◆ **Desafios**:
1. Liste os títulos de todas as seções do texto sobre a reindustrialização do Brasil, sem incluir o título principal.
2. Reproduza sem alterações todo o trecho do texto sobre a reindustrialização do Brasil, desde "Os Riscos da" até "produtiva do país.".

◆ **Documento**:
□ □ □
Brasil em Encruzilhada: Reindustrialização ou Manutenção do Modelo Econômico
- Daniel Luis Silva
- 12 de abr.
- 3 min de leitura

Introdução
As últimas décadas testemunharam um fenômeno marcante nas economias ocidentais: a aposta radical na globalização neoliberal. Estados Unidos e Europa, em nome da eficiência de mercado, transferiram grande parte de suas cadeias produtivas para o Leste Asiático, em busca de mão de obra mais barata. O que parecia ser uma vitória do livre mercado acabou por alimentar a ascensão de potências como a China, que souberam utilizar o impulso da industrialização externa para fortalecer seus próprios projetos nacionais. O Brasil, por sua vez, assistiu a esse processo de fora, mantendo-se preso a um modelo primário-exportador. À medida que os ventos da economia global mudam novamente, o país se vê diante de uma escolha decisiva: reindustrializar-se com base em inovação e estratégia ou permanecer no modelo atual e absorver os excedentes industriais das potências globais.
Os Riscos da Guerra Comercial entre EUA e China para o Brasil
A reindustrialização em curso nos Estados Unidos, impulsionada pela rivalidade com a China, levanta uma questão delicada: onde será realocada a produção que eventualmente o Leste Asiático deixar de fornecer ao mercado americano? Diante disso, o Brasil corre o risco de se tornar um dos destinatários desse excedente industrial, sem qualquer benefício duradouro em termos de estrutura produtiva ou autonomia tecnológica para nosso país. Esse cenário evidencia a urgência de um plano nacional de desenvolvimento baseado na reindustrialização estratégica. Não basta esperar que o mercado resolva os desequilíbrios. É necessário agir com clareza, urgência e coragem para transformar a estrutura produtiva do país.
O Papel do Estado: Inovar para Criar Mercados
Como bem argumenta a economista Mariana Mazzucato, o Estado deve atuar como criador de mercados — não apenas como regulador ou financiador. Ele precisa assumir riscos que o setor privado, limitado pelo curto prazo, não está disposto a encarar. A inovação real, aquela que transforma sociedades, exige enfrentamento da incerteza (ou seja, a ausência de qualquer certeza) — e é aí que o Estado pode e deve liderar.
Exemplos históricos são abundantes: da corrida das grandes navegações, iniciada no século XV, ao desenvolvimento da internet no século XX, o poder público foi o motor inicial das inovações que moldaram o mundo moderno. No Brasil, essa consciência ainda é frágil, e muitas vezes sufocada por discursos ideológicos que opõem Estado e mercado como se fossem rivais. A verdadeira inovação nasce da cooperação: universidades, empresas e governo atuando em conjunto em prol de metas claras. Isso exige abandonar o paradigma atual e reconhecer que necessitamos da coordenação estatal, para que o desenvolvimento econômico e aumento de poder de compra dos brasileiros seja uma realidade no longo prazo.
□ □ □
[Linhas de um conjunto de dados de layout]
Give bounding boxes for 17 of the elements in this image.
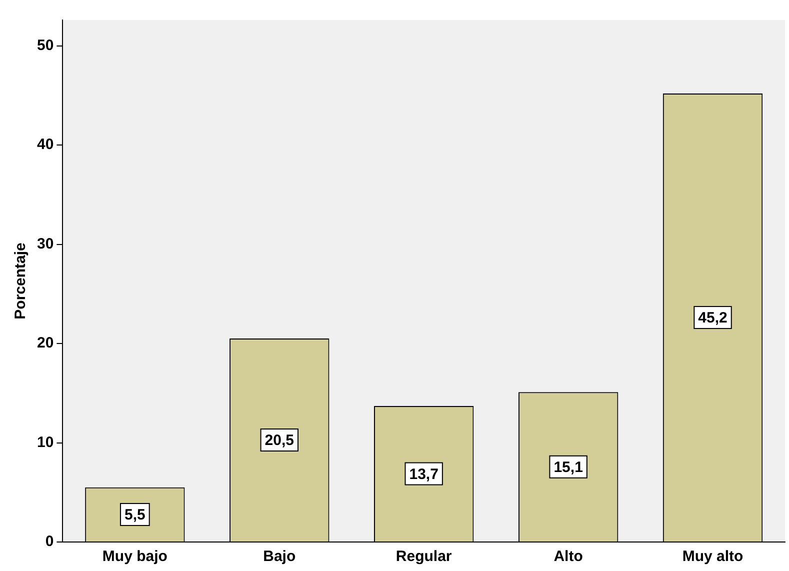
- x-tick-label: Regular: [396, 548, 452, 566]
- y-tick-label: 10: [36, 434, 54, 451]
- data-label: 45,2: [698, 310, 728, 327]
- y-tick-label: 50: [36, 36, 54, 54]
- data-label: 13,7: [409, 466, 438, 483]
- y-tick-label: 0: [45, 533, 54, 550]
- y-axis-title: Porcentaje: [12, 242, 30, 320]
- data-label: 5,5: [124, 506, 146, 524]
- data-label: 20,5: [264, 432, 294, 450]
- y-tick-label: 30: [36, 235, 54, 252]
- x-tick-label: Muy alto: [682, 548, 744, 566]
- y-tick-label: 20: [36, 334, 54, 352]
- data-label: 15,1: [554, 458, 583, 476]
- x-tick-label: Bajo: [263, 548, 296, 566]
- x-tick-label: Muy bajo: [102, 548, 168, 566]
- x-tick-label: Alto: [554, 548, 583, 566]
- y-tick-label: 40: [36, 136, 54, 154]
□ □ □
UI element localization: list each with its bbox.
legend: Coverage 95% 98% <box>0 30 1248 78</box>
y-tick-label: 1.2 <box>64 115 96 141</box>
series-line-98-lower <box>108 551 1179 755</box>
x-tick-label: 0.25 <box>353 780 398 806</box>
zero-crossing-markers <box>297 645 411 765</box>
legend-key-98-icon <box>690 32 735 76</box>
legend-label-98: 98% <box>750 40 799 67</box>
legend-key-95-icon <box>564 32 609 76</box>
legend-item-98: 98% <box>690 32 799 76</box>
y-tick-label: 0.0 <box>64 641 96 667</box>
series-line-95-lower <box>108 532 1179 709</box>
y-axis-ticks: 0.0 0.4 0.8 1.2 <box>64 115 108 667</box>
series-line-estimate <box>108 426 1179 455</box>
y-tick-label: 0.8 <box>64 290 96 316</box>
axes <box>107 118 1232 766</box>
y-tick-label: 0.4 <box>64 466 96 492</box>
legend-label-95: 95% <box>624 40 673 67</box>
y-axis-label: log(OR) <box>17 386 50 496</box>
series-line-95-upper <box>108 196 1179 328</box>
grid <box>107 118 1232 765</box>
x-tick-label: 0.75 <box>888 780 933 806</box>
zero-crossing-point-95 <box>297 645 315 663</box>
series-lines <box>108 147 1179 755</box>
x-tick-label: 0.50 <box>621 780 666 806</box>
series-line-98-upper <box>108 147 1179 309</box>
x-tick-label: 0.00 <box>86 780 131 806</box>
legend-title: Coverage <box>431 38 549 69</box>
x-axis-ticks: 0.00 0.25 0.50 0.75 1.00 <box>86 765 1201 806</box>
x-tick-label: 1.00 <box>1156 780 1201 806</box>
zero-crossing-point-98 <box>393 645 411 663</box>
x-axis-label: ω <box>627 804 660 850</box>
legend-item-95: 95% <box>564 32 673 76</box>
□ □ □
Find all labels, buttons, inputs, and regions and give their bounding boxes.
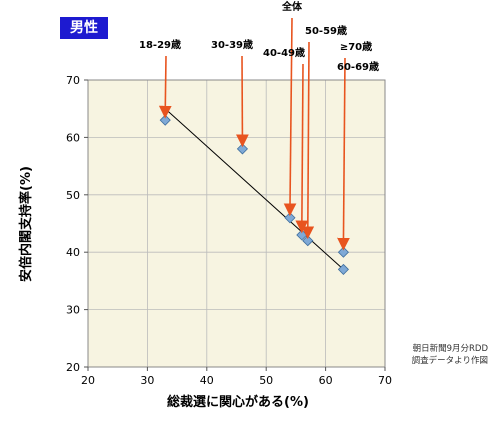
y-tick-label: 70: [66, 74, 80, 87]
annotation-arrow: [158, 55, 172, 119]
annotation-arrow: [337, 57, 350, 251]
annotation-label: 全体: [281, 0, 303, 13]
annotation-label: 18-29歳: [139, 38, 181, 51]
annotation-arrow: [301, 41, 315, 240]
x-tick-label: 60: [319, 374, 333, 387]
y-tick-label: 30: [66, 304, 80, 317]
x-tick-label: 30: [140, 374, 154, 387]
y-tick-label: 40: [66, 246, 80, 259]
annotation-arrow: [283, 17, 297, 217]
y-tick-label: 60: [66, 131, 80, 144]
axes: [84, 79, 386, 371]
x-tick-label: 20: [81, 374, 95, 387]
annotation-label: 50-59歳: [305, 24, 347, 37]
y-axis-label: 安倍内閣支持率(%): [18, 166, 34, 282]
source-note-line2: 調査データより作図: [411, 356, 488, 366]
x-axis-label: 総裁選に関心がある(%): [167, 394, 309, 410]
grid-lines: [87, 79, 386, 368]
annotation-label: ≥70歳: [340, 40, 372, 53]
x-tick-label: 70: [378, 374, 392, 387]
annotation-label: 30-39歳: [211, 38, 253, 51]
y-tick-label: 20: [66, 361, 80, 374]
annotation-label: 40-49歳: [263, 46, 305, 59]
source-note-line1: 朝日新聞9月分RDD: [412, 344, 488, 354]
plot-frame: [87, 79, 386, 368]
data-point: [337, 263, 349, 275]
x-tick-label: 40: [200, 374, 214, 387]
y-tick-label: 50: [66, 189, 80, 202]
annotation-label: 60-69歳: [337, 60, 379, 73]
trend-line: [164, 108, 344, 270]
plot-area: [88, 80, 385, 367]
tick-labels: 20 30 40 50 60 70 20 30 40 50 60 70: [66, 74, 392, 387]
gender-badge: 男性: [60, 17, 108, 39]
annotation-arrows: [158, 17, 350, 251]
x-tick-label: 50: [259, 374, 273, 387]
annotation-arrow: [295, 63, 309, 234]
□ □ □
◆ **Lista de soluções**:
1.
Introdução
Os Riscos da Guerra Comercial entre EUA e China para o Brasil
O Papel do Estado: Inovar para Criar Mercados

2.
Os Riscos da Guerra Comercial entre EUA e China para o Brasil
A reindustrialização em curso nos Estados Unidos, impulsionada pela rivalidade com a China, levanta uma questão delicada: onde será realocada a produção que eventualmente o Leste Asiático deixar de fornecer ao mercado americano? Diante disso, o Brasil corre o risco de se tornar um dos destinatários desse excedente industrial, sem qualquer benefício duradouro em termos de estrutura produtiva ou autonomia tecnológica para nosso país. Esse cenário evidencia a urgência de um plano nacional de desenvolvimento baseado na reindustrialização estratégica. Não basta esperar que o mercado resolva os desequilíbrios. É necessário agir com clareza, urgência e coragem para transformar a estrutura produtiva do país.